### PROBLEM
Output the full listing word for word.

### STORED RECORDS
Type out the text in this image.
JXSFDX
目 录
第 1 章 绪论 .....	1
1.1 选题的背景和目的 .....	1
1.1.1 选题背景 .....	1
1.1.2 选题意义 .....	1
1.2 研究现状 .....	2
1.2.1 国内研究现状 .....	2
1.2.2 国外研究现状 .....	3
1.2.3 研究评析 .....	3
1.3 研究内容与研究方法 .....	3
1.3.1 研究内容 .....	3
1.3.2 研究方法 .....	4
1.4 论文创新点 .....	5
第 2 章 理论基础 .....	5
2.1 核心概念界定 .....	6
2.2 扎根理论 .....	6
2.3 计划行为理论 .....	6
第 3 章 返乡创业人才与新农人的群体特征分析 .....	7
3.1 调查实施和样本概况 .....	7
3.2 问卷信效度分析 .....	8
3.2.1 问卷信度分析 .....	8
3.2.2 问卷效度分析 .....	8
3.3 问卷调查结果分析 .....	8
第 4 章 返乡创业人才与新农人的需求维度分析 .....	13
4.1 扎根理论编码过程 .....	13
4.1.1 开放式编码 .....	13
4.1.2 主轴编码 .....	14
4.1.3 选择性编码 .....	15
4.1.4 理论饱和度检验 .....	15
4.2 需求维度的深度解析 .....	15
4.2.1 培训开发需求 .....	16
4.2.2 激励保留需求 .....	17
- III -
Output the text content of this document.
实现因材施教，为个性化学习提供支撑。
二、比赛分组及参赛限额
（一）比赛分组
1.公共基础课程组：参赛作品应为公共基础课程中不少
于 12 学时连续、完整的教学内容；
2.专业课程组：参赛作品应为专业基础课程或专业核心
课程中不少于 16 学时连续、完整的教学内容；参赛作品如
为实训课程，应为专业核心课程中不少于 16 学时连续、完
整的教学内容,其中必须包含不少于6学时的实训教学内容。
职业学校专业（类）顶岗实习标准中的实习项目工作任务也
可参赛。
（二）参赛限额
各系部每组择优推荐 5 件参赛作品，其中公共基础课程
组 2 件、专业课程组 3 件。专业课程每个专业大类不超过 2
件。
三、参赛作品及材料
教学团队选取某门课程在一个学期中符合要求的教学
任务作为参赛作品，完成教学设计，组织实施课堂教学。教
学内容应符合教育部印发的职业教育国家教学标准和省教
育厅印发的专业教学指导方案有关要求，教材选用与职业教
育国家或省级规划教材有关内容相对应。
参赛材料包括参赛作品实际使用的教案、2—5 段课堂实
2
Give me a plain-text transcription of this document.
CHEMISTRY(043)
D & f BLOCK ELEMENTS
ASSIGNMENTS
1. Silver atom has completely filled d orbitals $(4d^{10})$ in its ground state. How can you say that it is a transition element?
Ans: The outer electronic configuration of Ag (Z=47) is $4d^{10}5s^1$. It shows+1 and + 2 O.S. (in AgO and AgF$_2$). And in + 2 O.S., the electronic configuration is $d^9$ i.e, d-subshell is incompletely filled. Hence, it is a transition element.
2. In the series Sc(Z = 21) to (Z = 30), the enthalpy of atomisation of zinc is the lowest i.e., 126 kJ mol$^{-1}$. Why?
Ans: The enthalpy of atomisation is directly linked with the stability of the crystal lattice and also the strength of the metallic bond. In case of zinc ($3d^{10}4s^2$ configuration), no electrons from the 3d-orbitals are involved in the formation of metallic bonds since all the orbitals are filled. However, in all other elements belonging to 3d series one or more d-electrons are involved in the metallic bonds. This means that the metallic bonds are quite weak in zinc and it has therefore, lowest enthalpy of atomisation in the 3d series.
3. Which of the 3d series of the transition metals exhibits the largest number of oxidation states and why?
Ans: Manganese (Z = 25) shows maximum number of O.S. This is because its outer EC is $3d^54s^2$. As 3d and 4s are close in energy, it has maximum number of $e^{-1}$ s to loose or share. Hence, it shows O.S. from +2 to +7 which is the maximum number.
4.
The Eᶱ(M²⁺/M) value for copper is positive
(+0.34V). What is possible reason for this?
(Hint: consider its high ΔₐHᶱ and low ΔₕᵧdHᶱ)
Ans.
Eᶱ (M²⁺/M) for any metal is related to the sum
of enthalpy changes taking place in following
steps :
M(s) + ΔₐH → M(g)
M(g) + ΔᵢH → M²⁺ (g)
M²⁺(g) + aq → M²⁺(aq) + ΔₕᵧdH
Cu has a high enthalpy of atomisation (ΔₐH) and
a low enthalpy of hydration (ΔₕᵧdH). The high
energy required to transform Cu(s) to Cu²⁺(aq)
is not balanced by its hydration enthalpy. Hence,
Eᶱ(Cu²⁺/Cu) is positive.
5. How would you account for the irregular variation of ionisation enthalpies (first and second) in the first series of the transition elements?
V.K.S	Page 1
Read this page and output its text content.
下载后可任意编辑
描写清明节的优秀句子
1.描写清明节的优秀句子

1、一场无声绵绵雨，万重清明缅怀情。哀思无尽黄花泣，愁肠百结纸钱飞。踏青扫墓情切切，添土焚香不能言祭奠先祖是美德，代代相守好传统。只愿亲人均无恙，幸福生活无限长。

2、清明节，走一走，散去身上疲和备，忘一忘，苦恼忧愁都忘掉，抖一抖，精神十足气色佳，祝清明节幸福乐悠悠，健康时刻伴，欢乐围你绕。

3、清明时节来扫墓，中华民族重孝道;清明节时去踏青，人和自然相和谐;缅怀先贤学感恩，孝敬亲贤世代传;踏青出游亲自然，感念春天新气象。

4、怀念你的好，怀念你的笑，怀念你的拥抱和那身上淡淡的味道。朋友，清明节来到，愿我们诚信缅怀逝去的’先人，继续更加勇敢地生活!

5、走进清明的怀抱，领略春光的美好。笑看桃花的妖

### SOLUTION TO THIS PROBLEM
Type out the text in this image.
JXSFDX
目 录
第 1 章 绪论 .....	1
1.1 选题的背景和目的 .....	1
1.1.1 选题背景 .....	1
1.1.2 选题意义 .....	1
1.2 研究现状 .....	2
1.2.1 国内研究现状 .....	2
1.2.2 国外研究现状 .....	3
1.2.3 研究评析 .....	3
1.3 研究内容与研究方法 .....	3
1.3.1 研究内容 .....	3
1.3.2 研究方法 .....	4
1.4 论文创新点 .....	5
第 2 章 理论基础 .....	5
2.1 核心概念界定 .....	6
2.2 扎根理论 .....	6
2.3 计划行为理论 .....	6
第 3 章 返乡创业人才与新农人的群体特征分析 .....	7
3.1 调查实施和样本概况 .....	7
3.2 问卷信效度分析 .....	8
3.2.1 问卷信度分析 .....	8
3.2.2 问卷效度分析 .....	8
3.3 问卷调查结果分析 .....	8
第 4 章 返乡创业人才与新农人的需求维度分析 .....	13
4.1 扎根理论编码过程 .....	13
4.1.1 开放式编码 .....	13
4.1.2 主轴编码 .....	14
4.1.3 选择性编码 .....	15
4.1.4 理论饱和度检验 .....	15
4.2 需求维度的深度解析 .....	15
4.2.1 培训开发需求 .....	16
4.2.2 激励保留需求 .....	17
- III -
Output the text content of this document.
实现因材施教，为个性化学习提供支撑。
二、比赛分组及参赛限额
（一）比赛分组
1.公共基础课程组：参赛作品应为公共基础课程中不少
于 12 学时连续、完整的教学内容；
2.专业课程组：参赛作品应为专业基础课程或专业核心
课程中不少于 16 学时连续、完整的教学内容；参赛作品如
为实训课程，应为专业核心课程中不少于 16 学时连续、完
整的教学内容,其中必须包含不少于6学时的实训教学内容。
职业学校专业（类）顶岗实习标准中的实习项目工作任务也
可参赛。
（二）参赛限额
各系部每组择优推荐 5 件参赛作品，其中公共基础课程
组 2 件、专业课程组 3 件。专业课程每个专业大类不超过 2
件。
三、参赛作品及材料
教学团队选取某门课程在一个学期中符合要求的教学
任务作为参赛作品，完成教学设计，组织实施课堂教学。教
学内容应符合教育部印发的职业教育国家教学标准和省教
育厅印发的专业教学指导方案有关要求，教材选用与职业教
育国家或省级规划教材有关内容相对应。
参赛材料包括参赛作品实际使用的教案、2—5 段课堂实
2
Give me a plain-text transcription of this document.
CHEMISTRY(043)
D & f BLOCK ELEMENTS
ASSIGNMENTS
1. Silver atom has completely filled d orbitals $(4d^{10})$ in its ground state. How can you say that it is a transition element?
Ans: The outer electronic configuration of Ag (Z=47) is $4d^{10}5s^1$. It shows+1 and + 2 O.S. (in AgO and AgF$_2$). And in + 2 O.S., the electronic configuration is $d^9$ i.e, d-subshell is incompletely filled. Hence, it is a transition element.
2. In the series Sc(Z = 21) to (Z = 30), the enthalpy of atomisation of zinc is the lowest i.e., 126 kJ mol$^{-1}$. Why?
Ans: The enthalpy of atomisation is directly linked with the stability of the crystal lattice and also the strength of the metallic bond. In case of zinc ($3d^{10}4s^2$ configuration), no electrons from the 3d-orbitals are involved in the formation of metallic bonds since all the orbitals are filled. However, in all other elements belonging to 3d series one or more d-electrons are involved in the metallic bonds. This means that the metallic bonds are quite weak in zinc and it has therefore, lowest enthalpy of atomisation in the 3d series.
3. Which of the 3d series of the transition metals exhibits the largest number of oxidation states and why?
Ans: Manganese (Z = 25) shows maximum number of O.S. This is because its outer EC is $3d^54s^2$. As 3d and 4s are close in energy, it has maximum number of $e^{-1}$ s to loose or share. Hence, it shows O.S. from +2 to +7 which is the maximum number.
4.
The Eᶱ(M²⁺/M) value for copper is positive
(+0.34V). What is possible reason for this?
(Hint: consider its high ΔₐHᶱ and low ΔₕᵧdHᶱ)
Ans.
Eᶱ (M²⁺/M) for any metal is related to the sum
of enthalpy changes taking place in following
steps :
M(s) + ΔₐH → M(g)
M(g) + ΔᵢH → M²⁺ (g)
M²⁺(g) + aq → M²⁺(aq) + ΔₕᵧdH
Cu has a high enthalpy of atomisation (ΔₐH) and
a low enthalpy of hydration (ΔₕᵧdH). The high
energy required to transform Cu(s) to Cu²⁺(aq)
is not balanced by its hydration enthalpy. Hence,
Eᶱ(Cu²⁺/Cu) is positive.
5. How would you account for the irregular variation of ionisation enthalpies (first and second) in the first series of the transition elements?
V.K.S	Page 1
Read this page and output its text content.
下载后可任意编辑
描写清明节的优秀句子
1.描写清明节的优秀句子

1、一场无声绵绵雨，万重清明缅怀情。哀思无尽黄花泣，愁肠百结纸钱飞。踏青扫墓情切切，添土焚香不能言祭奠先祖是美德，代代相守好传统。只愿亲人均无恙，幸福生活无限长。

2、清明节，走一走，散去身上疲和备，忘一忘，苦恼忧愁都忘掉，抖一抖，精神十足气色佳，祝清明节幸福乐悠悠，健康时刻伴，欢乐围你绕。

3、清明时节来扫墓，中华民族重孝道;清明节时去踏青，人和自然相和谐;缅怀先贤学感恩，孝敬亲贤世代传;踏青出游亲自然，感念春天新气象。

4、怀念你的好，怀念你的笑，怀念你的拥抱和那身上淡淡的味道。朋友，清明节来到，愿我们诚信缅怀逝去的’先人，继续更加勇敢地生活!

5、走进清明的怀抱，领略春光的美好。笑看桃花的妖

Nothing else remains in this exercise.